» Set problem
Check each line below for the word "arrow", and copy those that have it.
═══ Dataset rows
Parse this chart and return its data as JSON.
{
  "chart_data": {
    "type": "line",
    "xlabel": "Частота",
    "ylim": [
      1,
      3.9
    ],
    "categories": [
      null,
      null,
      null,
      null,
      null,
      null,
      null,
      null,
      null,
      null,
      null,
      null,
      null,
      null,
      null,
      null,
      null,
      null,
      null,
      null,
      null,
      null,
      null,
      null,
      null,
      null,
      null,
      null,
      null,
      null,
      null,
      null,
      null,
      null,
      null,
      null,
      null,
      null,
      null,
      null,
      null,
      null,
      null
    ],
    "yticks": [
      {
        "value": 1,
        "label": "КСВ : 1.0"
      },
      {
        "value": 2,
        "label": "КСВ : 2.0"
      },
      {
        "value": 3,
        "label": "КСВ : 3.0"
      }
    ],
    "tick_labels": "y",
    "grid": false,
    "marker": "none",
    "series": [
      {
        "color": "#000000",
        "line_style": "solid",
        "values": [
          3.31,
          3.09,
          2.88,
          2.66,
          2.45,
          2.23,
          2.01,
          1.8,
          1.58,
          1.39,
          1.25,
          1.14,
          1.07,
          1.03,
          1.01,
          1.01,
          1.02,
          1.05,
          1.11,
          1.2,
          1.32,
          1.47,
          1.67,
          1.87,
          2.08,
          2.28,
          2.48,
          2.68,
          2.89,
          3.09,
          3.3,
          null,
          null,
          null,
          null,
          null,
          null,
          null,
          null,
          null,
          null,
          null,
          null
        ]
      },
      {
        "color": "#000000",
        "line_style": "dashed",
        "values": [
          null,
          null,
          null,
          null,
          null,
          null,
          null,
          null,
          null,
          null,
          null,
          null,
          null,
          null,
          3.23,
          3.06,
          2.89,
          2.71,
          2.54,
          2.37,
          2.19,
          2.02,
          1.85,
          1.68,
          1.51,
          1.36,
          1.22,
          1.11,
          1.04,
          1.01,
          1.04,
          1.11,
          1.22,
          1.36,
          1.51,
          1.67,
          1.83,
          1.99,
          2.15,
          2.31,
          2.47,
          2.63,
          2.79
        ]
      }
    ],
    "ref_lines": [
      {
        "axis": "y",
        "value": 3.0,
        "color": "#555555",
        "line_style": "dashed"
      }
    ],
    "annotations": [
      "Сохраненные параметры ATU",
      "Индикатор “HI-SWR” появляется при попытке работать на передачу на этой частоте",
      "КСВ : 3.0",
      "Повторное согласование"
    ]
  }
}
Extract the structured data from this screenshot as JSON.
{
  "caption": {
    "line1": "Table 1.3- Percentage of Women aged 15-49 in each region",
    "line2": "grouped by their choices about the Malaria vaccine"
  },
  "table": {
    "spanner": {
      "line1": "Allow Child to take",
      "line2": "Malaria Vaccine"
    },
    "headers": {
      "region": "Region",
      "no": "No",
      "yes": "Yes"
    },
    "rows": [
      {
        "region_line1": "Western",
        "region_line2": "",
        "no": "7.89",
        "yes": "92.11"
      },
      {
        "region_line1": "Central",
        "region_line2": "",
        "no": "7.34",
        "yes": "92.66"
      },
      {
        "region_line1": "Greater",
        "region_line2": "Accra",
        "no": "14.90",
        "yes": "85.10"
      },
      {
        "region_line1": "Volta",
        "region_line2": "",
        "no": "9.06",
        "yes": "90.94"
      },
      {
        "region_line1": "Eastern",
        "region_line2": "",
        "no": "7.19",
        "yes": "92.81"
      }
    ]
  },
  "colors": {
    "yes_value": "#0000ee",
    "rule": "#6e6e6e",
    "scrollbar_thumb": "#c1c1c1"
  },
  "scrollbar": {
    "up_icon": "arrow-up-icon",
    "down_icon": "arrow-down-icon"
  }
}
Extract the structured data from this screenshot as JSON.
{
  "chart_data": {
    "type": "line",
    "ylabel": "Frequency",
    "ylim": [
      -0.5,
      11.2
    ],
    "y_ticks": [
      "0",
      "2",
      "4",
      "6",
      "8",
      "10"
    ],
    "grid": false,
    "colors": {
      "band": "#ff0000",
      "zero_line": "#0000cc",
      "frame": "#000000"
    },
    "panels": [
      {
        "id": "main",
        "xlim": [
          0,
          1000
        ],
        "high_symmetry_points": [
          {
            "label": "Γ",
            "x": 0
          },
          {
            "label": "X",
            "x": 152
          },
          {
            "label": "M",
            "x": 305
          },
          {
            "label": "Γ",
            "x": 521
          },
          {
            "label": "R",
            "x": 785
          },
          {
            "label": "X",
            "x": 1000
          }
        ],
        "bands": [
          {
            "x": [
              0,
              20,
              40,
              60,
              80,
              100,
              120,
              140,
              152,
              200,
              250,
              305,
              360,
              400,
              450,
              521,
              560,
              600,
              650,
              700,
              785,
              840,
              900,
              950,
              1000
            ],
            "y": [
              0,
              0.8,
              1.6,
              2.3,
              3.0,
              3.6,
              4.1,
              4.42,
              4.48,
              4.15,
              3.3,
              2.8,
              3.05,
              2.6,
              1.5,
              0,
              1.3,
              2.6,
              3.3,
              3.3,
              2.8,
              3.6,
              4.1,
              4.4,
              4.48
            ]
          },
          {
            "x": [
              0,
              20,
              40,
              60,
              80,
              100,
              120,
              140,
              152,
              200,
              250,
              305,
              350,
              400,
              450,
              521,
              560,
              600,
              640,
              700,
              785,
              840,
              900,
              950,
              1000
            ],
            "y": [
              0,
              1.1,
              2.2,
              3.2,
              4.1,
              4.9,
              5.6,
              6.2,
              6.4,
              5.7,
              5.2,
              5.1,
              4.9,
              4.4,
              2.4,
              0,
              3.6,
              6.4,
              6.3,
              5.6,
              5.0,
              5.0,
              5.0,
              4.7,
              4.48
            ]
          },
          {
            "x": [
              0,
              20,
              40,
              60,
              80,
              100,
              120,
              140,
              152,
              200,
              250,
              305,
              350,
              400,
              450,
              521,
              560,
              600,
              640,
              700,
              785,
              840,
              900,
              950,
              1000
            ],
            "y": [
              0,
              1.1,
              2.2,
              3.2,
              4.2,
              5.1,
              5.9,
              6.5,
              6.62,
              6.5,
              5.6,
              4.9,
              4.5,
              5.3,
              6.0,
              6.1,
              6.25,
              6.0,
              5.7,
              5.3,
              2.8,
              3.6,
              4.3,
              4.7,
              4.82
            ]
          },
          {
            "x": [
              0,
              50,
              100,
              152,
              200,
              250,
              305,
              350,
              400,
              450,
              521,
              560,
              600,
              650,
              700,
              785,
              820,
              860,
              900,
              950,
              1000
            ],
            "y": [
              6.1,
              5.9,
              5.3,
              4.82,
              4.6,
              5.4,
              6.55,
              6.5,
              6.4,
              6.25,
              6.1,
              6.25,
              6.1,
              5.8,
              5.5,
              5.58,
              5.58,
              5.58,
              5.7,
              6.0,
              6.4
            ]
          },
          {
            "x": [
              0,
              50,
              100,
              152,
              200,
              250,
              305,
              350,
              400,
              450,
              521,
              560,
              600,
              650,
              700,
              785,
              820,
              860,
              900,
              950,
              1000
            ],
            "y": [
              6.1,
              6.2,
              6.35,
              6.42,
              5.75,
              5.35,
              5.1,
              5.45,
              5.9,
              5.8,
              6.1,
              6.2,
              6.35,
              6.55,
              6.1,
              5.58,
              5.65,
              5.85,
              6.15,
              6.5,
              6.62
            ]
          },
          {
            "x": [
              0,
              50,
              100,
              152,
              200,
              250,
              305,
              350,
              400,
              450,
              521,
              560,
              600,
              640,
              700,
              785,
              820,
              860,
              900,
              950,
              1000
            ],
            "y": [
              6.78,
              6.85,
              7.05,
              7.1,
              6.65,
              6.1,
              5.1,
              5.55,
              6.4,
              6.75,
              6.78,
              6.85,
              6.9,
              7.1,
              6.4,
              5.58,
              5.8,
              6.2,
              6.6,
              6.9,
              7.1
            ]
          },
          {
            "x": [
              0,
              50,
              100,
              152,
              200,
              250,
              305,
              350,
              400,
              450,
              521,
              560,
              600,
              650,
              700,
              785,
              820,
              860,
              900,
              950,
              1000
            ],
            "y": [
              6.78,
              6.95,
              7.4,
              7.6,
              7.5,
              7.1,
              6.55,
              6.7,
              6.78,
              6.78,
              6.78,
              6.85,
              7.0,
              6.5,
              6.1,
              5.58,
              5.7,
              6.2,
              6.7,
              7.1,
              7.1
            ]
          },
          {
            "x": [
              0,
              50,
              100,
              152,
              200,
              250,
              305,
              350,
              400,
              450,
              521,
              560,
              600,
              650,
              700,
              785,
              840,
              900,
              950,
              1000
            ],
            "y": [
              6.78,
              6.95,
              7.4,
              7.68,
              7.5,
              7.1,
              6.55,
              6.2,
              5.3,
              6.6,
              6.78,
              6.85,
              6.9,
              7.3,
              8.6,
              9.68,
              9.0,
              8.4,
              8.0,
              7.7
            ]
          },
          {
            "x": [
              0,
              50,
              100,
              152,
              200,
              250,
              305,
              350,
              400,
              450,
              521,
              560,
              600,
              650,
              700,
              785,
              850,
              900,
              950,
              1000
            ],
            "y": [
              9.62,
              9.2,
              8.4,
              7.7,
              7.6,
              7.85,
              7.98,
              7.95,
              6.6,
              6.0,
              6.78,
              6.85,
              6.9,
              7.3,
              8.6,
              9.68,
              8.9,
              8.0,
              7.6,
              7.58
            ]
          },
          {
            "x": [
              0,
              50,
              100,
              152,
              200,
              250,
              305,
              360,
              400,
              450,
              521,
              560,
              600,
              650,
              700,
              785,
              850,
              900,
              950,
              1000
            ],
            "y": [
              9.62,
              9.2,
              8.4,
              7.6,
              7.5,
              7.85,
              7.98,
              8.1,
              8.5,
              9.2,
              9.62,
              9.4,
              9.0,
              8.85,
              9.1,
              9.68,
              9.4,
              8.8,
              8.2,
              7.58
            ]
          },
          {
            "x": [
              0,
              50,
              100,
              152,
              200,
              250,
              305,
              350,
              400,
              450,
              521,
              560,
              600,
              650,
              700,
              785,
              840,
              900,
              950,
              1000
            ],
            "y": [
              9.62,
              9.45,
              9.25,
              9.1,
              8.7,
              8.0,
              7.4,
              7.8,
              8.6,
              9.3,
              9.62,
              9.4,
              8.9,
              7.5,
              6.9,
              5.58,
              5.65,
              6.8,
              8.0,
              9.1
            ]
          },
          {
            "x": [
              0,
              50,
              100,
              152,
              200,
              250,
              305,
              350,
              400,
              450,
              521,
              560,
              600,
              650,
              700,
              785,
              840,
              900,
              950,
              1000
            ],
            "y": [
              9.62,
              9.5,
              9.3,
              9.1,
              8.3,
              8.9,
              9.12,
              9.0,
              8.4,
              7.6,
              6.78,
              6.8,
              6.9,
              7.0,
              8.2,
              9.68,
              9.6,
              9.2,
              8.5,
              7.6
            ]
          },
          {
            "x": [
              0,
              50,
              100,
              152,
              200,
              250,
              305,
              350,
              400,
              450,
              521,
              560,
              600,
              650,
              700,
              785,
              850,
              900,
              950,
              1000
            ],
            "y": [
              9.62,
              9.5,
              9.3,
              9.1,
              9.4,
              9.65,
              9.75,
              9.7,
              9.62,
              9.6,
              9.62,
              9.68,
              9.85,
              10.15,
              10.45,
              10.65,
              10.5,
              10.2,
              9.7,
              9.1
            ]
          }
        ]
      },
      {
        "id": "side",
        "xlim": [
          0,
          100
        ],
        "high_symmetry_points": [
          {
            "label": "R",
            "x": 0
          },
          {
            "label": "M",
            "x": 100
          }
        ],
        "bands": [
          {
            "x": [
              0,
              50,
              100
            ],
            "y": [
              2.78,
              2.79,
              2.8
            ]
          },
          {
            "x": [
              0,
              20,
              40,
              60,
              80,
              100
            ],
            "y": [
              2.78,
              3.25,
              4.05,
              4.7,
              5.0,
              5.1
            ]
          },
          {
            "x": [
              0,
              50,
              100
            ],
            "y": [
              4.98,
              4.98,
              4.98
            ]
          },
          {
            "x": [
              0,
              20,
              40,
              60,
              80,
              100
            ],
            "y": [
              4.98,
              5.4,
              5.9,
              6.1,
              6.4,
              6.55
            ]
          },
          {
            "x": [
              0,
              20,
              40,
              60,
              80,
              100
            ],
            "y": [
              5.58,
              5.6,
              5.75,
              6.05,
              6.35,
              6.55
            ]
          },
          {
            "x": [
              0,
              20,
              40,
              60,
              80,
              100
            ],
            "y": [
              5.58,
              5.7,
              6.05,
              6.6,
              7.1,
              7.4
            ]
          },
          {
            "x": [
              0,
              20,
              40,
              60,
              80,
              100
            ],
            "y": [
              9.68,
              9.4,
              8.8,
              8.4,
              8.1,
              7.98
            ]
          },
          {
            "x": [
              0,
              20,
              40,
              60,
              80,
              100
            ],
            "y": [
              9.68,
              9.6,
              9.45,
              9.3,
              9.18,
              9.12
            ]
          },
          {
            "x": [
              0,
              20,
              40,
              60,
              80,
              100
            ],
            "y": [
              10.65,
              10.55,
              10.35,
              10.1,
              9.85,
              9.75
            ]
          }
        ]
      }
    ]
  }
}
══════
» Solution to the problem
    "up_icon": "arrow-up-icon",
    "down_icon": "arrow-down-icon"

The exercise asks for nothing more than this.